Exercise
Copy every record below exactly.

Given information
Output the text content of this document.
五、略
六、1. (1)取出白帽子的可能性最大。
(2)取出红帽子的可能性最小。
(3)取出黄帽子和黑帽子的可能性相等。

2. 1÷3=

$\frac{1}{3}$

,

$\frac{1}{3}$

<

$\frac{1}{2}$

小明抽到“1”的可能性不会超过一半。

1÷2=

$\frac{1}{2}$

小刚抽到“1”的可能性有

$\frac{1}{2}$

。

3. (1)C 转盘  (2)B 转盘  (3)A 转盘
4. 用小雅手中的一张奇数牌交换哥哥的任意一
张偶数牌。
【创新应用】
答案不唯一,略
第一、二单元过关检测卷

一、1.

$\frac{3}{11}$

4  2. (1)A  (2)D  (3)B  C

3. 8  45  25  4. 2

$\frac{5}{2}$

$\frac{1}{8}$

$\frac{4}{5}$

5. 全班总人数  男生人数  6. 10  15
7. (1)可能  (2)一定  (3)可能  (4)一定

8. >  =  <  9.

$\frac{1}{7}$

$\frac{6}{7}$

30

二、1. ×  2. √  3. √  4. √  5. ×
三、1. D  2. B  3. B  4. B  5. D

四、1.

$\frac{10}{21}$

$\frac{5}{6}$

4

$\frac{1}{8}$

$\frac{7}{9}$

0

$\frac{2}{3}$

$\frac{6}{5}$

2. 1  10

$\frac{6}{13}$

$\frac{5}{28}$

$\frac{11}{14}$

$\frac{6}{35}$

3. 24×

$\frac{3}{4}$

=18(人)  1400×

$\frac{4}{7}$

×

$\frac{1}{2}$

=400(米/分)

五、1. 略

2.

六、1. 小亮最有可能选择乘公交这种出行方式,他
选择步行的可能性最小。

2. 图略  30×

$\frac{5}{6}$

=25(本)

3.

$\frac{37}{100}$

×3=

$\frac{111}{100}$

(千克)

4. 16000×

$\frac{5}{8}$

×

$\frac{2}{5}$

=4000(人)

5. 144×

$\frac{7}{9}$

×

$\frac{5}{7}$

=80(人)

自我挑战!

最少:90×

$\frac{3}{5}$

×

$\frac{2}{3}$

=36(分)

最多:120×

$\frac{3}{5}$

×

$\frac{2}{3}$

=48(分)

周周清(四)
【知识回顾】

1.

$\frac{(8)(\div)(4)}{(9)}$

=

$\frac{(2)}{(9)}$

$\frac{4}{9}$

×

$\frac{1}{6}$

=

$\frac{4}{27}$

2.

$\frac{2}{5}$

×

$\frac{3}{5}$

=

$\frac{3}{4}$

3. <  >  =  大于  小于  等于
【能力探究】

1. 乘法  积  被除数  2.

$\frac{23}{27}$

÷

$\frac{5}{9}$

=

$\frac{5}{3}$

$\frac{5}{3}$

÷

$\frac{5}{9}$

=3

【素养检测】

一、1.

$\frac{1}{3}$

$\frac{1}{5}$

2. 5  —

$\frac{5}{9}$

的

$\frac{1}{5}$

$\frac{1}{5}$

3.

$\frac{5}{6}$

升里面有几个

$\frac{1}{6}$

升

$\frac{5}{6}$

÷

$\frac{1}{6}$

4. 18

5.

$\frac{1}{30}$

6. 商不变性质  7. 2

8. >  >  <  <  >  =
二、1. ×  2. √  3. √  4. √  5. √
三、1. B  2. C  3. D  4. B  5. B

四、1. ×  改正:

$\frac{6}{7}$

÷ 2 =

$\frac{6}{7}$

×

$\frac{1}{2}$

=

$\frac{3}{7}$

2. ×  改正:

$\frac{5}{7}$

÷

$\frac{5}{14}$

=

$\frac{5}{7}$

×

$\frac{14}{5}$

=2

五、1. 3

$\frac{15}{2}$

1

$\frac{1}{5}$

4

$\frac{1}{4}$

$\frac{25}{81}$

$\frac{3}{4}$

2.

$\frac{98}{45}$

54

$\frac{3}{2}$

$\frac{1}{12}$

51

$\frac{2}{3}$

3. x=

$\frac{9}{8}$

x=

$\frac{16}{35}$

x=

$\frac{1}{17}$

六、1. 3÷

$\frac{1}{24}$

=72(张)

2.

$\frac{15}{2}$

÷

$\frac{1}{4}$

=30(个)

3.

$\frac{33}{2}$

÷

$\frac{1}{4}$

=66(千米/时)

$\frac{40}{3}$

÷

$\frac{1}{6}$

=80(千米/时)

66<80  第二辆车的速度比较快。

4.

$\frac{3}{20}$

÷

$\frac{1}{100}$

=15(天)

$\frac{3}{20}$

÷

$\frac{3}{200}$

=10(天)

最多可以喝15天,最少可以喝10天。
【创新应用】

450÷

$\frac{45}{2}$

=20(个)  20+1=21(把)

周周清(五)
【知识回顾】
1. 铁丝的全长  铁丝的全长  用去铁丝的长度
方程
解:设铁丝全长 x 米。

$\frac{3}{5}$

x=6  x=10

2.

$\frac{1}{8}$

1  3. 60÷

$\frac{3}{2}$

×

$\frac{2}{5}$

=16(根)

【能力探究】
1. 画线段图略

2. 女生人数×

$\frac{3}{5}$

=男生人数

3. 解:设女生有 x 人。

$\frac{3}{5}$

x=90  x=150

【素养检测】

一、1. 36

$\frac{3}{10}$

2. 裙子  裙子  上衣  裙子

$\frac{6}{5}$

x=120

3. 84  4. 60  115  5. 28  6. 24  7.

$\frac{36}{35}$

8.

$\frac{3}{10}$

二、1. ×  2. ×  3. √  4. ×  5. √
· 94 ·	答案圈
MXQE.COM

Exercise answer
Output the text content of this document.
五、略
六、1. (1)取出白帽子的可能性最大。
(2)取出红帽子的可能性最小。
(3)取出黄帽子和黑帽子的可能性相等。

2. 1÷3=

$\frac{1}{3}$

,

$\frac{1}{3}$

<

$\frac{1}{2}$

小明抽到“1”的可能性不会超过一半。

1÷2=

$\frac{1}{2}$

小刚抽到“1”的可能性有

$\frac{1}{2}$

。

3. (1)C 转盘  (2)B 转盘  (3)A 转盘
4. 用小雅手中的一张奇数牌交换哥哥的任意一
张偶数牌。
【创新应用】
答案不唯一,略
第一、二单元过关检测卷

一、1.

$\frac{3}{11}$

4  2. (1)A  (2)D  (3)B  C

3. 8  45  25  4. 2

$\frac{5}{2}$

$\frac{1}{8}$

$\frac{4}{5}$

5. 全班总人数  男生人数  6. 10  15
7. (1)可能  (2)一定  (3)可能  (4)一定

8. >  =  <  9.

$\frac{1}{7}$

$\frac{6}{7}$

30

二、1. ×  2. √  3. √  4. √  5. ×
三、1. D  2. B  3. B  4. B  5. D

四、1.

$\frac{10}{21}$

$\frac{5}{6}$

4

$\frac{1}{8}$

$\frac{7}{9}$

0

$\frac{2}{3}$

$\frac{6}{5}$

2. 1  10

$\frac{6}{13}$

$\frac{5}{28}$

$\frac{11}{14}$

$\frac{6}{35}$

3. 24×

$\frac{3}{4}$

=18(人)  1400×

$\frac{4}{7}$

×

$\frac{1}{2}$

=400(米/分)

五、1. 略

2.

六、1. 小亮最有可能选择乘公交这种出行方式,他
选择步行的可能性最小。

2. 图略  30×

$\frac{5}{6}$

=25(本)

3.

$\frac{37}{100}$

×3=

$\frac{111}{100}$

(千克)

4. 16000×

$\frac{5}{8}$

×

$\frac{2}{5}$

=4000(人)

5. 144×

$\frac{7}{9}$

×

$\frac{5}{7}$

=80(人)

自我挑战!

最少:90×

$\frac{3}{5}$

×

$\frac{2}{3}$

=36(分)

最多:120×

$\frac{3}{5}$

×

$\frac{2}{3}$

=48(分)

周周清(四)
【知识回顾】

1.

$\frac{(8)(\div)(4)}{(9)}$

=

$\frac{(2)}{(9)}$

$\frac{4}{9}$

×

$\frac{1}{6}$

=

$\frac{4}{27}$

2.

$\frac{2}{5}$

×

$\frac{3}{5}$

=

$\frac{3}{4}$

3. <  >  =  大于  小于  等于
【能力探究】

1. 乘法  积  被除数  2.

$\frac{23}{27}$

÷

$\frac{5}{9}$

=

$\frac{5}{3}$

$\frac{5}{3}$

÷

$\frac{5}{9}$

=3

【素养检测】

一、1.

$\frac{1}{3}$

$\frac{1}{5}$

2. 5  —

$\frac{5}{9}$

的

$\frac{1}{5}$

$\frac{1}{5}$

3.

$\frac{5}{6}$

升里面有几个

$\frac{1}{6}$

升

$\frac{5}{6}$

÷

$\frac{1}{6}$

4. 18

5.

$\frac{1}{30}$

6. 商不变性质  7. 2

8. >  >  <  <  >  =
二、1. ×  2. √  3. √  4. √  5. √
三、1. B  2. C  3. D  4. B  5. B

四、1. ×  改正:

$\frac{6}{7}$

÷ 2 =

$\frac{6}{7}$

×

$\frac{1}{2}$

=

$\frac{3}{7}$

2. ×  改正:

$\frac{5}{7}$

÷

$\frac{5}{14}$

=

$\frac{5}{7}$

×

$\frac{14}{5}$

=2

五、1. 3

$\frac{15}{2}$

1

$\frac{1}{5}$

4

$\frac{1}{4}$

$\frac{25}{81}$

$\frac{3}{4}$

2.

$\frac{98}{45}$

54

$\frac{3}{2}$

$\frac{1}{12}$

51

$\frac{2}{3}$

3. x=

$\frac{9}{8}$

x=

$\frac{16}{35}$

x=

$\frac{1}{17}$

六、1. 3÷

$\frac{1}{24}$

=72(张)

2.

$\frac{15}{2}$

÷

$\frac{1}{4}$

=30(个)

3.

$\frac{33}{2}$

÷

$\frac{1}{4}$

=66(千米/时)

$\frac{40}{3}$

÷

$\frac{1}{6}$

=80(千米/时)

66<80  第二辆车的速度比较快。

4.

$\frac{3}{20}$

÷

$\frac{1}{100}$

=15(天)

$\frac{3}{20}$

÷

$\frac{3}{200}$

=10(天)

最多可以喝15天,最少可以喝10天。
【创新应用】

450÷

$\frac{45}{2}$

=20(个)  20+1=21(把)

周周清(五)
【知识回顾】
1. 铁丝的全长  铁丝的全长  用去铁丝的长度
方程
解:设铁丝全长 x 米。

$\frac{3}{5}$

x=6  x=10

2.

$\frac{1}{8}$

1  3. 60÷

$\frac{3}{2}$

×

$\frac{2}{5}$

=16(根)

【能力探究】
1. 画线段图略

2. 女生人数×

$\frac{3}{5}$

=男生人数

3. 解:设女生有 x 人。

$\frac{3}{5}$

x=90  x=150

【素养检测】

一、1. 36

$\frac{3}{10}$

2. 裙子  裙子  上衣  裙子

$\frac{6}{5}$

x=120

3. 84  4. 60  115  5. 28  6. 24  7.

$\frac{36}{35}$

8.

$\frac{3}{10}$

二、1. ×  2. ×  3. √  4. ×  5. √
· 94 ·	答案圈
MXQE.COM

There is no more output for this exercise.